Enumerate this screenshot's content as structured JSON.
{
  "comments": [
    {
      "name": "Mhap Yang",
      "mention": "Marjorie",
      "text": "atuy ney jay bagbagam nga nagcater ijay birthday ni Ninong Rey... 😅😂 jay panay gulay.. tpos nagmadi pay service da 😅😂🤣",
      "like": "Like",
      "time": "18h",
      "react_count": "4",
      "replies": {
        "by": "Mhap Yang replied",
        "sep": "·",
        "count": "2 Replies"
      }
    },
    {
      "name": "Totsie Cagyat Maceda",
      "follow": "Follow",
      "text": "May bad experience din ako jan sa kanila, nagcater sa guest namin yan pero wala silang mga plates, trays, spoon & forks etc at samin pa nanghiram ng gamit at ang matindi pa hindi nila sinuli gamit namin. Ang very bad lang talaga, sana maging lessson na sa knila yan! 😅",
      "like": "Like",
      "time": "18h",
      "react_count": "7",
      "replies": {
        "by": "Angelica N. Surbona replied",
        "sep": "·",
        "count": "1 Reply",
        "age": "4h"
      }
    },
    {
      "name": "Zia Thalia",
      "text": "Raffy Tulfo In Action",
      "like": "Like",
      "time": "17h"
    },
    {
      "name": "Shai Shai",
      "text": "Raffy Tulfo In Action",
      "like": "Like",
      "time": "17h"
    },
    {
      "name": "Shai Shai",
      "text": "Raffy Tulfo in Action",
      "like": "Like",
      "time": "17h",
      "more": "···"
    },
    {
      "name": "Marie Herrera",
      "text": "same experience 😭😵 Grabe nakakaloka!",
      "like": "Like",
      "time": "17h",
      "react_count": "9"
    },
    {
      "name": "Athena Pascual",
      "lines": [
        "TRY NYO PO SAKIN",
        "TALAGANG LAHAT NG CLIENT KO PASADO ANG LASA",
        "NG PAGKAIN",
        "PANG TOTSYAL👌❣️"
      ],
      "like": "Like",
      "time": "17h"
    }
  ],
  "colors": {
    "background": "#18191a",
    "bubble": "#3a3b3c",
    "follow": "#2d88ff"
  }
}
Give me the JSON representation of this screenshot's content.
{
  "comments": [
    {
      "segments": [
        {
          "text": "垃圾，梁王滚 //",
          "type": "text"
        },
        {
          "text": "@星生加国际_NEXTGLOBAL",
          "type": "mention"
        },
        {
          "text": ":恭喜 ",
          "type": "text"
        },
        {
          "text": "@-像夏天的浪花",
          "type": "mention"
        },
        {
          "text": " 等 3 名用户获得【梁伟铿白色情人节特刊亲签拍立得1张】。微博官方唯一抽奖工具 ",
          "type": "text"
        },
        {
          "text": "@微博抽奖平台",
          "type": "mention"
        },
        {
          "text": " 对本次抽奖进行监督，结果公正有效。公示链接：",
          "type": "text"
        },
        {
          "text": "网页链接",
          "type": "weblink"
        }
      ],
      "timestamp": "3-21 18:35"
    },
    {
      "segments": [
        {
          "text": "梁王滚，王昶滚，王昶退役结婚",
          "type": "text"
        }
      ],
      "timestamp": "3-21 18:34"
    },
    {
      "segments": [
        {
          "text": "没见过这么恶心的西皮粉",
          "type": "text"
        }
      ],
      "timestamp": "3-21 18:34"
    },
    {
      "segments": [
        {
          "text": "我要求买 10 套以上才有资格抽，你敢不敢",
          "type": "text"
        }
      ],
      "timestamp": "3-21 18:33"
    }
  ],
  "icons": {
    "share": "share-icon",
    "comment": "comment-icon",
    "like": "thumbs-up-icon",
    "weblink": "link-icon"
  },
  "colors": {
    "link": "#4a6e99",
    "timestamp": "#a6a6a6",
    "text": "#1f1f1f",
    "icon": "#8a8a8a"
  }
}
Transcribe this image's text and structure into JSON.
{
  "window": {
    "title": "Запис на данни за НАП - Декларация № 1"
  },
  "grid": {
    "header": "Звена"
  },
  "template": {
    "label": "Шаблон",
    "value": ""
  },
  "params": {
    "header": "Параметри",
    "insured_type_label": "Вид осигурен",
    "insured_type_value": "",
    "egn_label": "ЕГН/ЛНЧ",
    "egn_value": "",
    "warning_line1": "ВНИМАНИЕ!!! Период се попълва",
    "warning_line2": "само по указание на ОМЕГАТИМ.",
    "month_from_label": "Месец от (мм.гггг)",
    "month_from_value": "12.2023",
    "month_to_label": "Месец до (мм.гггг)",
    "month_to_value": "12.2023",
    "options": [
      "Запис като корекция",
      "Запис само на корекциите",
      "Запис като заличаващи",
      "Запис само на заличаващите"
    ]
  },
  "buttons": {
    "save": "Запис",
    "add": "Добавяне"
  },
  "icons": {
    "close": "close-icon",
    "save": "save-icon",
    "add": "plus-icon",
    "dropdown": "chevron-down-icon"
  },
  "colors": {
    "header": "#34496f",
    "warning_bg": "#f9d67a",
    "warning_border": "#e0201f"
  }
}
# # # # #
Reproduce the data in its entirety, matching each character.

Enumerate this screenshot's content as structured JSON.
{
  "comments": [
    {
      "name": "Mhap Yang",
      "mention": "Marjorie",
      "text": "atuy ney jay bagbagam nga nagcater ijay birthday ni Ninong Rey... 😅😂 jay panay gulay.. tpos nagmadi pay service da 😅😂🤣",
      "like": "Like",
      "time": "18h",
      "react_count": "4",
      "replies": {
        "by": "Mhap Yang replied",
        "sep": "·",
        "count": "2 Replies"
      }
    },
    {
      "name": "Totsie Cagyat Maceda",
      "follow": "Follow",
      "text": "May bad experience din ako jan sa kanila, nagcater sa guest namin yan pero wala silang mga plates, trays, spoon & forks etc at samin pa nanghiram ng gamit at ang matindi pa hindi nila sinuli gamit namin. Ang very bad lang talaga, sana maging lessson na sa knila yan! 😅",
      "like": "Like",
      "time": "18h",
      "react_count": "7",
      "replies": {
        "by": "Angelica N. Surbona replied",
        "sep": "·",
        "count": "1 Reply",
        "age": "4h"
      }
    },
    {
      "name": "Zia Thalia",
      "text": "Raffy Tulfo In Action",
      "like": "Like",
      "time": "17h"
    },
    {
      "name": "Shai Shai",
      "text": "Raffy Tulfo In Action",
      "like": "Like",
      "time": "17h"
    },
    {
      "name": "Shai Shai",
      "text": "Raffy Tulfo in Action",
      "like": "Like",
      "time": "17h",
      "more": "···"
    },
    {
      "name": "Marie Herrera",
      "text": "same experience 😭😵 Grabe nakakaloka!",
      "like": "Like",
      "time": "17h",
      "react_count": "9"
    },
    {
      "name": "Athena Pascual",
      "lines": [
        "TRY NYO PO SAKIN",
        "TALAGANG LAHAT NG CLIENT KO PASADO ANG LASA",
        "NG PAGKAIN",
        "PANG TOTSYAL👌❣️"
      ],
      "like": "Like",
      "time": "17h"
    }
  ],
  "colors": {
    "background": "#18191a",
    "bubble": "#3a3b3c",
    "follow": "#2d88ff"
  }
}
Give me the JSON representation of this screenshot's content.
{
  "comments": [
    {
      "segments": [
        {
          "text": "垃圾，梁王滚 //",
          "type": "text"
        },
        {
          "text": "@星生加国际_NEXTGLOBAL",
          "type": "mention"
        },
        {
          "text": ":恭喜 ",
          "type": "text"
        },
        {
          "text": "@-像夏天的浪花",
          "type": "mention"
        },
        {
          "text": " 等 3 名用户获得【梁伟铿白色情人节特刊亲签拍立得1张】。微博官方唯一抽奖工具 ",
          "type": "text"
        },
        {
          "text": "@微博抽奖平台",
          "type": "mention"
        },
        {
          "text": " 对本次抽奖进行监督，结果公正有效。公示链接：",
          "type": "text"
        },
        {
          "text": "网页链接",
          "type": "weblink"
        }
      ],
      "timestamp": "3-21 18:35"
    },
    {
      "segments": [
        {
          "text": "梁王滚，王昶滚，王昶退役结婚",
          "type": "text"
        }
      ],
      "timestamp": "3-21 18:34"
    },
    {
      "segments": [
        {
          "text": "没见过这么恶心的西皮粉",
          "type": "text"
        }
      ],
      "timestamp": "3-21 18:34"
    },
    {
      "segments": [
        {
          "text": "我要求买 10 套以上才有资格抽，你敢不敢",
          "type": "text"
        }
      ],
      "timestamp": "3-21 18:33"
    }
  ],
  "icons": {
    "share": "share-icon",
    "comment": "comment-icon",
    "like": "thumbs-up-icon",
    "weblink": "link-icon"
  },
  "colors": {
    "link": "#4a6e99",
    "timestamp": "#a6a6a6",
    "text": "#1f1f1f",
    "icon": "#8a8a8a"
  }
}
Transcribe this image's text and structure into JSON.
{
  "window": {
    "title": "Запис на данни за НАП - Декларация № 1"
  },
  "grid": {
    "header": "Звена"
  },
  "template": {
    "label": "Шаблон",
    "value": ""
  },
  "params": {
    "header": "Параметри",
    "insured_type_label": "Вид осигурен",
    "insured_type_value": "",
    "egn_label": "ЕГН/ЛНЧ",
    "egn_value": "",
    "warning_line1": "ВНИМАНИЕ!!! Период се попълва",
    "warning_line2": "само по указание на ОМЕГАТИМ.",
    "month_from_label": "Месец от (мм.гггг)",
    "month_from_value": "12.2023",
    "month_to_label": "Месец до (мм.гггг)",
    "month_to_value": "12.2023",
    "options": [
      "Запис като корекция",
      "Запис само на корекциите",
      "Запис като заличаващи",
      "Запис само на заличаващите"
    ]
  },
  "buttons": {
    "save": "Запис",
    "add": "Добавяне"
  },
  "icons": {
    "close": "close-icon",
    "save": "save-icon",
    "add": "plus-icon",
    "dropdown": "chevron-down-icon"
  },
  "colors": {
    "header": "#34496f",
    "warning_bg": "#f9d67a",
    "warning_border": "#e0201f"
  }
}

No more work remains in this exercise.